**TASK PROMPT:**
Pictures stay out; everything else in the records below is copied exactly.

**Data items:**
# # # #

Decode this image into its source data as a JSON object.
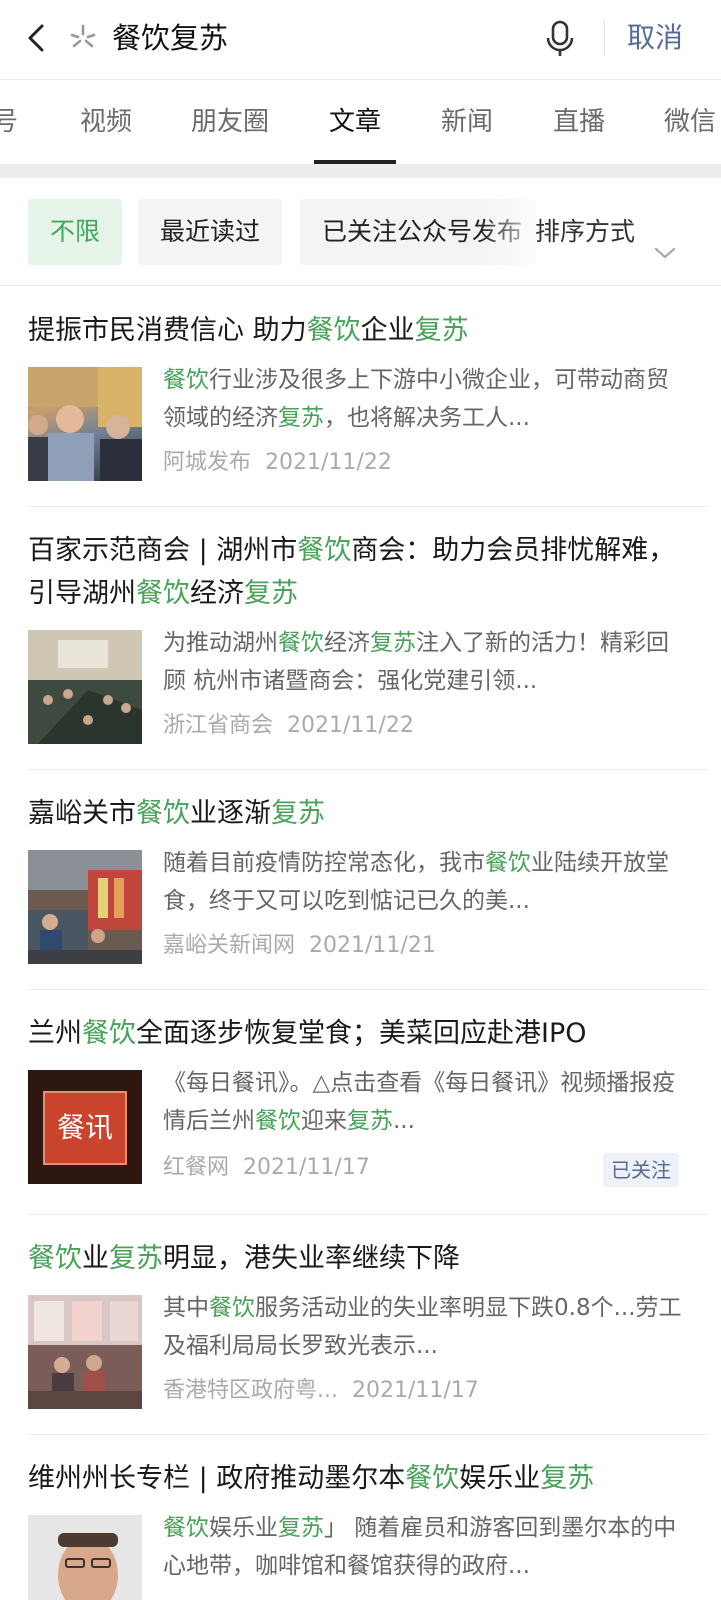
{
  "search": {
    "query": "餐饮复苏",
    "cancel_label": "取消"
  },
  "tabs": [
    "号",
    "视频",
    "朋友圈",
    "文章",
    "新闻",
    "直播",
    "微信"
  ],
  "active_tab": "文章",
  "filters": {
    "chips": [
      "不限",
      "最近读过",
      "已关注公众号发布"
    ],
    "sort_label": "排序方式"
  },
  "colors": {
    "highlight": "#48a257",
    "link": "#576b95",
    "active_chip_bg": "#e6f3e9"
  },
  "results": [
    {
      "title": [
        [
          "提振市民消费信心 助力",
          false
        ],
        [
          "餐饮",
          true
        ],
        [
          "企业",
          false
        ],
        [
          "复苏",
          true
        ]
      ],
      "summary": [
        [
          "餐饮",
          true
        ],
        [
          "行业涉及很多上下游中小微企业，可带动商贸领域的经济",
          false
        ],
        [
          "复苏",
          true
        ],
        [
          "，也将解决务工人...",
          false
        ]
      ],
      "source": "阿城发布",
      "date": "2021/11/22",
      "badge": ""
    },
    {
      "title": [
        [
          "百家示范商会 | 湖州市",
          false
        ],
        [
          "餐饮",
          true
        ],
        [
          "商会：助力会员排忧解难，引导湖州",
          false
        ],
        [
          "餐饮",
          true
        ],
        [
          "经济",
          false
        ],
        [
          "复苏",
          true
        ]
      ],
      "summary": [
        [
          "为推动湖州",
          false
        ],
        [
          "餐饮",
          true
        ],
        [
          "经济",
          false
        ],
        [
          "复苏",
          true
        ],
        [
          "注入了新的活力！精彩回顾 杭州市诸暨商会：强化党建引领...",
          false
        ]
      ],
      "source": "浙江省商会",
      "date": "2021/11/22",
      "badge": ""
    },
    {
      "title": [
        [
          "嘉峪关市",
          false
        ],
        [
          "餐饮",
          true
        ],
        [
          "业逐渐",
          false
        ],
        [
          "复苏",
          true
        ]
      ],
      "summary": [
        [
          "随着目前疫情防控常态化，我市",
          false
        ],
        [
          "餐饮",
          true
        ],
        [
          "业陆续开放堂食，终于又可以吃到惦记已久的美...",
          false
        ]
      ],
      "source": "嘉峪关新闻网",
      "date": "2021/11/21",
      "badge": ""
    },
    {
      "title": [
        [
          "兰州",
          false
        ],
        [
          "餐饮",
          true
        ],
        [
          "全面逐步恢复堂食；美菜回应赴港IPO",
          false
        ]
      ],
      "summary": [
        [
          "《每日餐讯》。△点击查看《每日餐讯》视频播报疫情后兰州",
          false
        ],
        [
          "餐饮",
          true
        ],
        [
          "迎来",
          false
        ],
        [
          "复苏",
          true
        ],
        [
          "...",
          false
        ]
      ],
      "source": "红餐网",
      "date": "2021/11/17",
      "badge": "已关注",
      "thumb_text": "餐讯"
    },
    {
      "title": [
        [
          "餐饮",
          true
        ],
        [
          "业",
          false
        ],
        [
          "复苏",
          true
        ],
        [
          "明显，港失业率继续下降",
          false
        ]
      ],
      "summary": [
        [
          "其中",
          false
        ],
        [
          "餐饮",
          true
        ],
        [
          "服务活动业的失业率明显下跌0.8个...劳工及福利局局长罗致光表示...",
          false
        ]
      ],
      "source": "香港特区政府粤...",
      "date": "2021/11/17",
      "badge": ""
    },
    {
      "title": [
        [
          "维州州长专栏 | 政府推动墨尔本",
          false
        ],
        [
          "餐饮",
          true
        ],
        [
          "娱乐业",
          false
        ],
        [
          "复苏",
          true
        ]
      ],
      "summary": [
        [
          "餐饮",
          true
        ],
        [
          "娱乐业",
          false
        ],
        [
          "复苏",
          true
        ],
        [
          "」 随着雇员和游客回到墨尔本的中心地带，咖啡馆和餐馆获得的政府...",
          false
        ]
      ],
      "source": "",
      "date": "",
      "badge": ""
    }
  ]
}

# # # #

**RESULT FOR THIS EXERCISE:**
Decode this image into its source data as a JSON object.
{
  "search": {
    "query": "餐饮复苏",
    "cancel_label": "取消"
  },
  "tabs": [
    "号",
    "视频",
    "朋友圈",
    "文章",
    "新闻",
    "直播",
    "微信"
  ],
  "active_tab": "文章",
  "filters": {
    "chips": [
      "不限",
      "最近读过",
      "已关注公众号发布"
    ],
    "sort_label": "排序方式"
  },
  "colors": {
    "highlight": "#48a257",
    "link": "#576b95",
    "active_chip_bg": "#e6f3e9"
  },
  "results": [
    {
      "title": [
        [
          "提振市民消费信心 助力",
          false
        ],
        [
          "餐饮",
          true
        ],
        [
          "企业",
          false
        ],
        [
          "复苏",
          true
        ]
      ],
      "summary": [
        [
          "餐饮",
          true
        ],
        [
          "行业涉及很多上下游中小微企业，可带动商贸领域的经济",
          false
        ],
        [
          "复苏",
          true
        ],
        [
          "，也将解决务工人...",
          false
        ]
      ],
      "source": "阿城发布",
      "date": "2021/11/22",
      "badge": ""
    },
    {
      "title": [
        [
          "百家示范商会 | 湖州市",
          false
        ],
        [
          "餐饮",
          true
        ],
        [
          "商会：助力会员排忧解难，引导湖州",
          false
        ],
        [
          "餐饮",
          true
        ],
        [
          "经济",
          false
        ],
        [
          "复苏",
          true
        ]
      ],
      "summary": [
        [
          "为推动湖州",
          false
        ],
        [
          "餐饮",
          true
        ],
        [
          "经济",
          false
        ],
        [
          "复苏",
          true
        ],
        [
          "注入了新的活力！精彩回顾 杭州市诸暨商会：强化党建引领...",
          false
        ]
      ],
      "source": "浙江省商会",
      "date": "2021/11/22",
      "badge": ""
    },
    {
      "title": [
        [
          "嘉峪关市",
          false
        ],
        [
          "餐饮",
          true
        ],
        [
          "业逐渐",
          false
        ],
        [
          "复苏",
          true
        ]
      ],
      "summary": [
        [
          "随着目前疫情防控常态化，我市",
          false
        ],
        [
          "餐饮",
          true
        ],
        [
          "业陆续开放堂食，终于又可以吃到惦记已久的美...",
          false
        ]
      ],
      "source": "嘉峪关新闻网",
      "date": "2021/11/21",
      "badge": ""
    },
    {
      "title": [
        [
          "兰州",
          false
        ],
        [
          "餐饮",
          true
        ],
        [
          "全面逐步恢复堂食；美菜回应赴港IPO",
          false
        ]
      ],
      "summary": [
        [
          "《每日餐讯》。△点击查看《每日餐讯》视频播报疫情后兰州",
          false
        ],
        [
          "餐饮",
          true
        ],
        [
          "迎来",
          false
        ],
        [
          "复苏",
          true
        ],
        [
          "...",
          false
        ]
      ],
      "source": "红餐网",
      "date": "2021/11/17",
      "badge": "已关注",
      "thumb_text": "餐讯"
    },
    {
      "title": [
        [
          "餐饮",
          true
        ],
        [
          "业",
          false
        ],
        [
          "复苏",
          true
        ],
        [
          "明显，港失业率继续下降",
          false
        ]
      ],
      "summary": [
        [
          "其中",
          false
        ],
        [
          "餐饮",
          true
        ],
        [
          "服务活动业的失业率明显下跌0.8个...劳工及福利局局长罗致光表示...",
          false
        ]
      ],
      "source": "香港特区政府粤...",
      "date": "2021/11/17",
      "badge": ""
    },
    {
      "title": [
        [
          "维州州长专栏 | 政府推动墨尔本",
          false
        ],
        [
          "餐饮",
          true
        ],
        [
          "娱乐业",
          false
        ],
        [
          "复苏",
          true
        ]
      ],
      "summary": [
        [
          "餐饮",
          true
        ],
        [
          "娱乐业",
          false
        ],
        [
          "复苏",
          true
        ],
        [
          "」 随着雇员和游客回到墨尔本的中心地带，咖啡馆和餐馆获得的政府...",
          false
        ]
      ],
      "source": "",
      "date": "",
      "badge": ""
    }
  ]
}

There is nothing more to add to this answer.